__Given request__:
Go through the lines below and copy each one that holds the string "content".

Dataset rows about figures
-- START --

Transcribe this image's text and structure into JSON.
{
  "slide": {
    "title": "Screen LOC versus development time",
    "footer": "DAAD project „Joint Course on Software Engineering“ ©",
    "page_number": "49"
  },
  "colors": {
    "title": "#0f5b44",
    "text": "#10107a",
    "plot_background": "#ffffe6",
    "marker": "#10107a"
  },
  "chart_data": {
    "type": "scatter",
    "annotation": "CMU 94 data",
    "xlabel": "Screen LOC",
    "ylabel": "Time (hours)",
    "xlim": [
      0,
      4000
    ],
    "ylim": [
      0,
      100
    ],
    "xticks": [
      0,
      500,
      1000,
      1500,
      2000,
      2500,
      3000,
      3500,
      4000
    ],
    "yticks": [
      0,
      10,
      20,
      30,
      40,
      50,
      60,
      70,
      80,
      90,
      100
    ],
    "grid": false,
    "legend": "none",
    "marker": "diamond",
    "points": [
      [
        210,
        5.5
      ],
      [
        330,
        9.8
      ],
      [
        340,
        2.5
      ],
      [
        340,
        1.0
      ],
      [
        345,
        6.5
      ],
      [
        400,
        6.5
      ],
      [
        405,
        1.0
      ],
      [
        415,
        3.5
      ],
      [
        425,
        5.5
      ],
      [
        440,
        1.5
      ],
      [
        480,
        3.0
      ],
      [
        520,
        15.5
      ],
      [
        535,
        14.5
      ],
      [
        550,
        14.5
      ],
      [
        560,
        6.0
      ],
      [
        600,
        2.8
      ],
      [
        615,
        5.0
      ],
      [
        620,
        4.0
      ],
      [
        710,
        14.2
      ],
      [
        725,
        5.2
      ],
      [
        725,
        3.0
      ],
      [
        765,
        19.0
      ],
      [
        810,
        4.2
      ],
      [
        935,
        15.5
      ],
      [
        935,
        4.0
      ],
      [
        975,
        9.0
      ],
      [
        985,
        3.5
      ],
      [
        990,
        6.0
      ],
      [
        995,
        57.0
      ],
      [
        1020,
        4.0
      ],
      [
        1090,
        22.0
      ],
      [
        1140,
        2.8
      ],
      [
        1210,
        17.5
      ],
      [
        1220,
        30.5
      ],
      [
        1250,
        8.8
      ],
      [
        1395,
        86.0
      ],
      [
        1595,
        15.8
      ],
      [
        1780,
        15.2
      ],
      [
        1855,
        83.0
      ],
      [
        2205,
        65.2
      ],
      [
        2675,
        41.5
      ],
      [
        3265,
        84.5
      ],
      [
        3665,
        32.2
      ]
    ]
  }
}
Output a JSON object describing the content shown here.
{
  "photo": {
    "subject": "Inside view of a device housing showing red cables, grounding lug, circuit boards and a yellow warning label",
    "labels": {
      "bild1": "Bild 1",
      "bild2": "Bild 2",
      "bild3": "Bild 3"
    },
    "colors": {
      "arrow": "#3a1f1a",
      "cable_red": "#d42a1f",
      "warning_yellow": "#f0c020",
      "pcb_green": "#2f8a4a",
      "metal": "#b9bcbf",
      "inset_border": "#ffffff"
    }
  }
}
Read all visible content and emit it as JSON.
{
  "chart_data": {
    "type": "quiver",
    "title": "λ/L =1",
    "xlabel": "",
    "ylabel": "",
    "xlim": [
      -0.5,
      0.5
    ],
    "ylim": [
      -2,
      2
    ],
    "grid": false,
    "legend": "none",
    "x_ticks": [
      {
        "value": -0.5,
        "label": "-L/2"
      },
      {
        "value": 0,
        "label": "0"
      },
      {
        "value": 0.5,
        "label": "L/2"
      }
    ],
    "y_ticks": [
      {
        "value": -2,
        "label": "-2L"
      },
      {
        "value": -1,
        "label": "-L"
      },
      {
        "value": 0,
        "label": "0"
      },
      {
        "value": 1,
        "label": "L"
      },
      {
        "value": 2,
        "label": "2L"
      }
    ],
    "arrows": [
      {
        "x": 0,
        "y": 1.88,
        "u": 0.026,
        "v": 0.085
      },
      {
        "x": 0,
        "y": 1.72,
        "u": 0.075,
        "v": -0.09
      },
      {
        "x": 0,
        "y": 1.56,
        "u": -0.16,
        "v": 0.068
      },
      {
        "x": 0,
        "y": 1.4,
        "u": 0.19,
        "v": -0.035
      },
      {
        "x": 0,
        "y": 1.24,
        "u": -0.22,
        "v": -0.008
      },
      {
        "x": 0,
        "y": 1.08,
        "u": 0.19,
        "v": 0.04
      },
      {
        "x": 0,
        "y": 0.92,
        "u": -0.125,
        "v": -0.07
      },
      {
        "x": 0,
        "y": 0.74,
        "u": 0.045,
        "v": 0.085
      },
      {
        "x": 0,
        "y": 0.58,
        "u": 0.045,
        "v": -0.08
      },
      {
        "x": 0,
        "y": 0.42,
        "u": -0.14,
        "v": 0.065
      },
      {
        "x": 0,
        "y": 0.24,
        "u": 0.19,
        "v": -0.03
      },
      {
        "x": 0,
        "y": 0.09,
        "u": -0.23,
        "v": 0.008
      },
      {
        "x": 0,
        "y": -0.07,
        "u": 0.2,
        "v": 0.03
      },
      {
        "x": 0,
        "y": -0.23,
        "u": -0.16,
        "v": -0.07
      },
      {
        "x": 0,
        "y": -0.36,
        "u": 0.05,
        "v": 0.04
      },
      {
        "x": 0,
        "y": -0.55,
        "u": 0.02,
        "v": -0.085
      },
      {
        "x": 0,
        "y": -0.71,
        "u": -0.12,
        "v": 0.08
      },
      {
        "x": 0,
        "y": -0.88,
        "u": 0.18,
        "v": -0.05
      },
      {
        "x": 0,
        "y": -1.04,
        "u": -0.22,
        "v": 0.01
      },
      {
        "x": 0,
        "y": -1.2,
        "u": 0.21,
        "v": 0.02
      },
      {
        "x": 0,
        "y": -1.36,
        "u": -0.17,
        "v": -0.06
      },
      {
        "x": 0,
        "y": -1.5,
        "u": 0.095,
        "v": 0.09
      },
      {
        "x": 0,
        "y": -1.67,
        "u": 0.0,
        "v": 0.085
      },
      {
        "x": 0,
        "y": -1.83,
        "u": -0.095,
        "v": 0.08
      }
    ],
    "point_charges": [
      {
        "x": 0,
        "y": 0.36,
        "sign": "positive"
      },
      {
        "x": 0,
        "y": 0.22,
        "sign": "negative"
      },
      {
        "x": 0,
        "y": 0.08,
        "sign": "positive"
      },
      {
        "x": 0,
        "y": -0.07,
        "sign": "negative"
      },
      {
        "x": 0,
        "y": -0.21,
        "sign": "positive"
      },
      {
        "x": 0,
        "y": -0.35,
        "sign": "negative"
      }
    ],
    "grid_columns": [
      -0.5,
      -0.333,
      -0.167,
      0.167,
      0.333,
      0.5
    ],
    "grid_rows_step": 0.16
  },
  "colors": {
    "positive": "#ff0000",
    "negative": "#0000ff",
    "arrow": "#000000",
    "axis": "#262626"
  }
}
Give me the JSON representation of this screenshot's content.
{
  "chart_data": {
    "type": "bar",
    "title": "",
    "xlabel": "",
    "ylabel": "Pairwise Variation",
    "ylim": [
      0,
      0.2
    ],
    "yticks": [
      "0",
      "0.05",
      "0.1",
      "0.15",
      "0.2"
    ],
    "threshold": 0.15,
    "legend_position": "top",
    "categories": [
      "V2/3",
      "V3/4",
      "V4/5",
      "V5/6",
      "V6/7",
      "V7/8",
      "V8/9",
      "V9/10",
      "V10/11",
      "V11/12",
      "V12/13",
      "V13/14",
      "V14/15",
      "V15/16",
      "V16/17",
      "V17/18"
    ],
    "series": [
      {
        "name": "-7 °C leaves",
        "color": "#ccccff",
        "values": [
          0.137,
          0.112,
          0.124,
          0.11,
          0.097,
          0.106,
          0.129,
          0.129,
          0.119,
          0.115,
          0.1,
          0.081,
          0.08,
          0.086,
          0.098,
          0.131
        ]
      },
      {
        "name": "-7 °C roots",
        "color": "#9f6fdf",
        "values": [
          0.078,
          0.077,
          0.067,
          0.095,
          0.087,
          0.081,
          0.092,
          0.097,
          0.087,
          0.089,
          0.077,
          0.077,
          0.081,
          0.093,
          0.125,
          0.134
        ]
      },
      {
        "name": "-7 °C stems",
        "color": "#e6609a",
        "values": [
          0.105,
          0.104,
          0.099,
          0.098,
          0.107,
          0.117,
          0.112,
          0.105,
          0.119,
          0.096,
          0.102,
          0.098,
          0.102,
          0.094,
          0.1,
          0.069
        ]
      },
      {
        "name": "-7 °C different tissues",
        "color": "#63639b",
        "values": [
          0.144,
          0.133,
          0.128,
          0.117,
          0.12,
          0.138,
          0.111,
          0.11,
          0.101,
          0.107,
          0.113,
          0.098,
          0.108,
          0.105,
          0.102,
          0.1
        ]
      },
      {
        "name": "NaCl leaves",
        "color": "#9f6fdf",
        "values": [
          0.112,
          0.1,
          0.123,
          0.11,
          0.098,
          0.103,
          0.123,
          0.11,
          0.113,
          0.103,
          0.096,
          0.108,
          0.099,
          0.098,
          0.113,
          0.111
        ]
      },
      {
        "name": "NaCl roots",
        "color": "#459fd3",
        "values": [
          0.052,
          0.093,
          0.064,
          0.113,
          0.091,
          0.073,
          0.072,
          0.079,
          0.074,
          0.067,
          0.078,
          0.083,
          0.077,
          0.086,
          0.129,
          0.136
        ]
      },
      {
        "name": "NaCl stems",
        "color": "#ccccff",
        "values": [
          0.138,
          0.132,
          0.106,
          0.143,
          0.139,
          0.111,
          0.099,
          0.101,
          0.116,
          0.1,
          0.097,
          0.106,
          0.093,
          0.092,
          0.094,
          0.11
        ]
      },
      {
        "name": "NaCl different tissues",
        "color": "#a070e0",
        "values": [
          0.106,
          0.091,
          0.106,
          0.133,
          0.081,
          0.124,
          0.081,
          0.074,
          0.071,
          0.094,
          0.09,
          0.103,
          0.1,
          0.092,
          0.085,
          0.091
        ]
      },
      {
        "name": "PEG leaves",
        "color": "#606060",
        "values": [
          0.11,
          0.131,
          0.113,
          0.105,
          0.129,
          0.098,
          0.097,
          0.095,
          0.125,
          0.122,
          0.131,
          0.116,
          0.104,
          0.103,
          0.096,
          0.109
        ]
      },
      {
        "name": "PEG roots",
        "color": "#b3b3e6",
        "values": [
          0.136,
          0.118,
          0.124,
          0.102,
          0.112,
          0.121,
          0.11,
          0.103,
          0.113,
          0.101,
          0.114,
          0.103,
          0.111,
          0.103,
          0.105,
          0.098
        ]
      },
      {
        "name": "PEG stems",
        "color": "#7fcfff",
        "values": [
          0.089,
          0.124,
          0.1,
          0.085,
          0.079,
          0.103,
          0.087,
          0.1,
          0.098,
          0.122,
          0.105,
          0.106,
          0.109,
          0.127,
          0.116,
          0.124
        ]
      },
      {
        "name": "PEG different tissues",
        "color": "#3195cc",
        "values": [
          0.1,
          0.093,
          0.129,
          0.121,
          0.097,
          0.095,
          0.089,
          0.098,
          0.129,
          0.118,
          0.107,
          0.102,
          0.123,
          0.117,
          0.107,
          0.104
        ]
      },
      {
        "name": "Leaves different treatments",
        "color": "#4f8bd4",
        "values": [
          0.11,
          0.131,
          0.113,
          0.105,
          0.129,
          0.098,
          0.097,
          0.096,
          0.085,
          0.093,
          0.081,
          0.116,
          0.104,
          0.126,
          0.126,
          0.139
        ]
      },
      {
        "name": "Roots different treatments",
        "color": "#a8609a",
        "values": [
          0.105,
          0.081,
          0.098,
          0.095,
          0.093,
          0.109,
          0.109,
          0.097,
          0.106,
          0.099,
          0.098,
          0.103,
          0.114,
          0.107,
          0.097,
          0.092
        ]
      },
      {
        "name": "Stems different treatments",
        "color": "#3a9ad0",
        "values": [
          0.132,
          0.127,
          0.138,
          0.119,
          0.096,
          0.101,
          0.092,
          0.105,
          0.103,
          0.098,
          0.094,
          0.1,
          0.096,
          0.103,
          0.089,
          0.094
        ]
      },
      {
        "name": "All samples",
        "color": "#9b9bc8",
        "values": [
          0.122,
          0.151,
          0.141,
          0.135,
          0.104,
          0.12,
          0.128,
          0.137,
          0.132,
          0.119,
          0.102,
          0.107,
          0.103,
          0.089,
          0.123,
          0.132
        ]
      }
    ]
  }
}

-- END --

__Right answer__:
Output a JSON object describing the content shown here.
Read all visible content and emit it as JSON.
Give me the JSON representation of this screenshot's content.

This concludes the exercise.